• WHAT YOU NEED TO DO: The records that follow need to be output exactly as they are.

Extracts from a graphics dataset:
▬▬▬▬▬▬
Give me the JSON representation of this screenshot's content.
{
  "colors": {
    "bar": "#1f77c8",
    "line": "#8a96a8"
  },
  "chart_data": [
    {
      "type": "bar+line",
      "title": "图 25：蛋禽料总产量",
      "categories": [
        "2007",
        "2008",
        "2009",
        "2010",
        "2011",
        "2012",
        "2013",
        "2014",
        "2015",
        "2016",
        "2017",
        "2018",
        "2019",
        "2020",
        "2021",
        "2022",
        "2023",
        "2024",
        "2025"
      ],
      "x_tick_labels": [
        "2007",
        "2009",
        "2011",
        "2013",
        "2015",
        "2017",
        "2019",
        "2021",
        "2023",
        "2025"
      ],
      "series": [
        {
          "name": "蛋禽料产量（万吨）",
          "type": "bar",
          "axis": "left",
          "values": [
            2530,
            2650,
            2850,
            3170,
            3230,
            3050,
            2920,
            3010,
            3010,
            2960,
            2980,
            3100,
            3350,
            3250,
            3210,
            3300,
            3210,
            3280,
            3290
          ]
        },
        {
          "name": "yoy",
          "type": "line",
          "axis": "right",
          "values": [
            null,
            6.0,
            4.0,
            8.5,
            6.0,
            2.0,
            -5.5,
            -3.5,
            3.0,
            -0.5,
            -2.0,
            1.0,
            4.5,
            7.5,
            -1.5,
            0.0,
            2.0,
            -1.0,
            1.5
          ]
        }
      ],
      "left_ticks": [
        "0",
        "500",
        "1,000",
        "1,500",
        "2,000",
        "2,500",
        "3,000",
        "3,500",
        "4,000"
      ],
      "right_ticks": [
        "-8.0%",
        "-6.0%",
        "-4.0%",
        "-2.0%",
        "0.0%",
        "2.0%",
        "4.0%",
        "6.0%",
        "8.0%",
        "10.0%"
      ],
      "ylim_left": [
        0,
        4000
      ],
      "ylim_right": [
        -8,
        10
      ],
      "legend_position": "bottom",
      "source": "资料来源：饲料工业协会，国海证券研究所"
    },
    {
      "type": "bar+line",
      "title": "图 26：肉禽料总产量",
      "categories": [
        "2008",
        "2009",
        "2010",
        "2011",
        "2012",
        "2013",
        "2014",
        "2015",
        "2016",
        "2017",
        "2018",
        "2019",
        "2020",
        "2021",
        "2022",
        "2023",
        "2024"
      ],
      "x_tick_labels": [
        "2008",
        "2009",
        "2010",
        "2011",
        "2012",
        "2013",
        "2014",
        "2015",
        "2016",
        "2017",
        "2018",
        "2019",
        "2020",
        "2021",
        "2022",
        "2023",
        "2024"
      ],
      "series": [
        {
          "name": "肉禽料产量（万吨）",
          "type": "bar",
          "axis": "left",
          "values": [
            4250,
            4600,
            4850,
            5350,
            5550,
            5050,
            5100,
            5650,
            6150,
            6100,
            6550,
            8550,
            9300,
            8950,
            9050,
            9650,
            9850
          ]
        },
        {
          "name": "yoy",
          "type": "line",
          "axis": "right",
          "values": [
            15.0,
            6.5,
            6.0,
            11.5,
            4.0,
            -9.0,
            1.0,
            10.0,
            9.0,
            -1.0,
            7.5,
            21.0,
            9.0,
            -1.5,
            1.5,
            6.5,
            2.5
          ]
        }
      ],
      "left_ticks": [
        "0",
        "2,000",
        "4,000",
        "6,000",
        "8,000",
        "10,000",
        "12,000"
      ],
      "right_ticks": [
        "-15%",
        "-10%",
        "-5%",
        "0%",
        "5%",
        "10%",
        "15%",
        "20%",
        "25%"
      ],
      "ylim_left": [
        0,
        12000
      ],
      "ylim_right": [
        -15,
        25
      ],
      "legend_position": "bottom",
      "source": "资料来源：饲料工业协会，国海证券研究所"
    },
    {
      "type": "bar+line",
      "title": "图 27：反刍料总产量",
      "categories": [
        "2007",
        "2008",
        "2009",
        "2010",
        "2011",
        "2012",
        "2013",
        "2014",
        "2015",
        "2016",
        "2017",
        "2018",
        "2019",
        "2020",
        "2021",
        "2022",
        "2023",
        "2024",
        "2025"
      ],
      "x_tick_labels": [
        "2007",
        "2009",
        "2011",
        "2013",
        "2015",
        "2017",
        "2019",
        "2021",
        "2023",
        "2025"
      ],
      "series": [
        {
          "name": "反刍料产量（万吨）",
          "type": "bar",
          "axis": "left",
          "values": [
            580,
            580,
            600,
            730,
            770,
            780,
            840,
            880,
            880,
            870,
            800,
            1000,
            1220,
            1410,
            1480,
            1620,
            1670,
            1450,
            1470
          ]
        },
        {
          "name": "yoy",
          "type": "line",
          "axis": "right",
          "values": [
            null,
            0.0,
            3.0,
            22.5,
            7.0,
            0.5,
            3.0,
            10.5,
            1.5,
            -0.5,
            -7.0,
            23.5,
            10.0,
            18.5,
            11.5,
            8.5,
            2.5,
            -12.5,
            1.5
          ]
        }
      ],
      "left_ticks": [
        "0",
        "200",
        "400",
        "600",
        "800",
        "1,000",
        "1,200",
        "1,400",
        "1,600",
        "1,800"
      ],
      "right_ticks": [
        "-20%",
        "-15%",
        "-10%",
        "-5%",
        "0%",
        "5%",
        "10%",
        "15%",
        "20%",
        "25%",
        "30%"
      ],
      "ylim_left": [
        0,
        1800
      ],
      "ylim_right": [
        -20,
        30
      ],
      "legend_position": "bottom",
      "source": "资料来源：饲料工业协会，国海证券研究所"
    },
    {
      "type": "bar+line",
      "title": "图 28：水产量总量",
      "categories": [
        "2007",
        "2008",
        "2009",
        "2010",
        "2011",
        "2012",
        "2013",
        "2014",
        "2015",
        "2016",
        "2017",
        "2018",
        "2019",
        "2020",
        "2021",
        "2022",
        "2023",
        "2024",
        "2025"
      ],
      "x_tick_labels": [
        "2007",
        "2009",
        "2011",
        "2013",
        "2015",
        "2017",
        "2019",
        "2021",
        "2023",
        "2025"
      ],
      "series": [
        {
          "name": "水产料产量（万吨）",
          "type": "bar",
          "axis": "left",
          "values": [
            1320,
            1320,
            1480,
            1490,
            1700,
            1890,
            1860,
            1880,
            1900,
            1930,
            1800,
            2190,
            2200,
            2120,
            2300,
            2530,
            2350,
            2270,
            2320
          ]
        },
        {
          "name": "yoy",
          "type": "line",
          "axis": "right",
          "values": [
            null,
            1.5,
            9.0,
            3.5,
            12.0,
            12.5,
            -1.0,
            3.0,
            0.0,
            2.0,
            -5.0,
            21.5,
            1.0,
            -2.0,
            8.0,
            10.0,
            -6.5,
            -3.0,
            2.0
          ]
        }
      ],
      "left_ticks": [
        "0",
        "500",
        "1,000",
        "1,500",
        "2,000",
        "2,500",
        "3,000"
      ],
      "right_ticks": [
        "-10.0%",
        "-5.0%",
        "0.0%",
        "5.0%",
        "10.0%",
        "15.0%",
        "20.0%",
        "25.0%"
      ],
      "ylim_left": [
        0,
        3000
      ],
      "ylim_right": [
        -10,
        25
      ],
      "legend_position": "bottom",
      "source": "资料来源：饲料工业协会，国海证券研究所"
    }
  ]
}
▬▬▬▬▬▬
• TASK ANSWER:
Give me the JSON representation of this screenshot's content.
{
  "colors": {
    "bar": "#1f77c8",
    "line": "#8a96a8"
  },
  "chart_data": [
    {
      "type": "bar+line",
      "title": "图 25：蛋禽料总产量",
      "categories": [
        "2007",
        "2008",
        "2009",
        "2010",
        "2011",
        "2012",
        "2013",
        "2014",
        "2015",
        "2016",
        "2017",
        "2018",
        "2019",
        "2020",
        "2021",
        "2022",
        "2023",
        "2024",
        "2025"
      ],
      "x_tick_labels": [
        "2007",
        "2009",
        "2011",
        "2013",
        "2015",
        "2017",
        "2019",
        "2021",
        "2023",
        "2025"
      ],
      "series": [
        {
          "name": "蛋禽料产量（万吨）",
          "type": "bar",
          "axis": "left",
          "values": [
            2530,
            2650,
            2850,
            3170,
            3230,
            3050,
            2920,
            3010,
            3010,
            2960,
            2980,
            3100,
            3350,
            3250,
            3210,
            3300,
            3210,
            3280,
            3290
          ]
        },
        {
          "name": "yoy",
          "type": "line",
          "axis": "right",
          "values": [
            null,
            6.0,
            4.0,
            8.5,
            6.0,
            2.0,
            -5.5,
            -3.5,
            3.0,
            -0.5,
            -2.0,
            1.0,
            4.5,
            7.5,
            -1.5,
            0.0,
            2.0,
            -1.0,
            1.5
          ]
        }
      ],
      "left_ticks": [
        "0",
        "500",
        "1,000",
        "1,500",
        "2,000",
        "2,500",
        "3,000",
        "3,500",
        "4,000"
      ],
      "right_ticks": [
        "-8.0%",
        "-6.0%",
        "-4.0%",
        "-2.0%",
        "0.0%",
        "2.0%",
        "4.0%",
        "6.0%",
        "8.0%",
        "10.0%"
      ],
      "ylim_left": [
        0,
        4000
      ],
      "ylim_right": [
        -8,
        10
      ],
      "legend_position": "bottom",
      "source": "资料来源：饲料工业协会，国海证券研究所"
    },
    {
      "type": "bar+line",
      "title": "图 26：肉禽料总产量",
      "categories": [
        "2008",
        "2009",
        "2010",
        "2011",
        "2012",
        "2013",
        "2014",
        "2015",
        "2016",
        "2017",
        "2018",
        "2019",
        "2020",
        "2021",
        "2022",
        "2023",
        "2024"
      ],
      "x_tick_labels": [
        "2008",
        "2009",
        "2010",
        "2011",
        "2012",
        "2013",
        "2014",
        "2015",
        "2016",
        "2017",
        "2018",
        "2019",
        "2020",
        "2021",
        "2022",
        "2023",
        "2024"
      ],
      "series": [
        {
          "name": "肉禽料产量（万吨）",
          "type": "bar",
          "axis": "left",
          "values": [
            4250,
            4600,
            4850,
            5350,
            5550,
            5050,
            5100,
            5650,
            6150,
            6100,
            6550,
            8550,
            9300,
            8950,
            9050,
            9650,
            9850
          ]
        },
        {
          "name": "yoy",
          "type": "line",
          "axis": "right",
          "values": [
            15.0,
            6.5,
            6.0,
            11.5,
            4.0,
            -9.0,
            1.0,
            10.0,
            9.0,
            -1.0,
            7.5,
            21.0,
            9.0,
            -1.5,
            1.5,
            6.5,
            2.5
          ]
        }
      ],
      "left_ticks": [
        "0",
        "2,000",
        "4,000",
        "6,000",
        "8,000",
        "10,000",
        "12,000"
      ],
      "right_ticks": [
        "-15%",
        "-10%",
        "-5%",
        "0%",
        "5%",
        "10%",
        "15%",
        "20%",
        "25%"
      ],
      "ylim_left": [
        0,
        12000
      ],
      "ylim_right": [
        -15,
        25
      ],
      "legend_position": "bottom",
      "source": "资料来源：饲料工业协会，国海证券研究所"
    },
    {
      "type": "bar+line",
      "title": "图 27：反刍料总产量",
      "categories": [
        "2007",
        "2008",
        "2009",
        "2010",
        "2011",
        "2012",
        "2013",
        "2014",
        "2015",
        "2016",
        "2017",
        "2018",
        "2019",
        "2020",
        "2021",
        "2022",
        "2023",
        "2024",
        "2025"
      ],
      "x_tick_labels": [
        "2007",
        "2009",
        "2011",
        "2013",
        "2015",
        "2017",
        "2019",
        "2021",
        "2023",
        "2025"
      ],
      "series": [
        {
          "name": "反刍料产量（万吨）",
          "type": "bar",
          "axis": "left",
          "values": [
            580,
            580,
            600,
            730,
            770,
            780,
            840,
            880,
            880,
            870,
            800,
            1000,
            1220,
            1410,
            1480,
            1620,
            1670,
            1450,
            1470
          ]
        },
        {
          "name": "yoy",
          "type": "line",
          "axis": "right",
          "values": [
            null,
            0.0,
            3.0,
            22.5,
            7.0,
            0.5,
            3.0,
            10.5,
            1.5,
            -0.5,
            -7.0,
            23.5,
            10.0,
            18.5,
            11.5,
            8.5,
            2.5,
            -12.5,
            1.5
          ]
        }
      ],
      "left_ticks": [
        "0",
        "200",
        "400",
        "600",
        "800",
        "1,000",
        "1,200",
        "1,400",
        "1,600",
        "1,800"
      ],
      "right_ticks": [
        "-20%",
        "-15%",
        "-10%",
        "-5%",
        "0%",
        "5%",
        "10%",
        "15%",
        "20%",
        "25%",
        "30%"
      ],
      "ylim_left": [
        0,
        1800
      ],
      "ylim_right": [
        -20,
        30
      ],
      "legend_position": "bottom",
      "source": "资料来源：饲料工业协会，国海证券研究所"
    },
    {
      "type": "bar+line",
      "title": "图 28：水产量总量",
      "categories": [
        "2007",
        "2008",
        "2009",
        "2010",
        "2011",
        "2012",
        "2013",
        "2014",
        "2015",
        "2016",
        "2017",
        "2018",
        "2019",
        "2020",
        "2021",
        "2022",
        "2023",
        "2024",
        "2025"
      ],
      "x_tick_labels": [
        "2007",
        "2009",
        "2011",
        "2013",
        "2015",
        "2017",
        "2019",
        "2021",
        "2023",
        "2025"
      ],
      "series": [
        {
          "name": "水产料产量（万吨）",
          "type": "bar",
          "axis": "left",
          "values": [
            1320,
            1320,
            1480,
            1490,
            1700,
            1890,
            1860,
            1880,
            1900,
            1930,
            1800,
            2190,
            2200,
            2120,
            2300,
            2530,
            2350,
            2270,
            2320
          ]
        },
        {
          "name": "yoy",
          "type": "line",
          "axis": "right",
          "values": [
            null,
            1.5,
            9.0,
            3.5,
            12.0,
            12.5,
            -1.0,
            3.0,
            0.0,
            2.0,
            -5.0,
            21.5,
            1.0,
            -2.0,
            8.0,
            10.0,
            -6.5,
            -3.0,
            2.0
          ]
        }
      ],
      "left_ticks": [
        "0",
        "500",
        "1,000",
        "1,500",
        "2,000",
        "2,500",
        "3,000"
      ],
      "right_ticks": [
        "-10.0%",
        "-5.0%",
        "0.0%",
        "5.0%",
        "10.0%",
        "15.0%",
        "20.0%",
        "25.0%"
      ],
      "ylim_left": [
        0,
        3000
      ],
      "ylim_right": [
        -10,
        25
      ],
      "legend_position": "bottom",
      "source": "资料来源：饲料工业协会，国海证券研究所"
    }
  ]
}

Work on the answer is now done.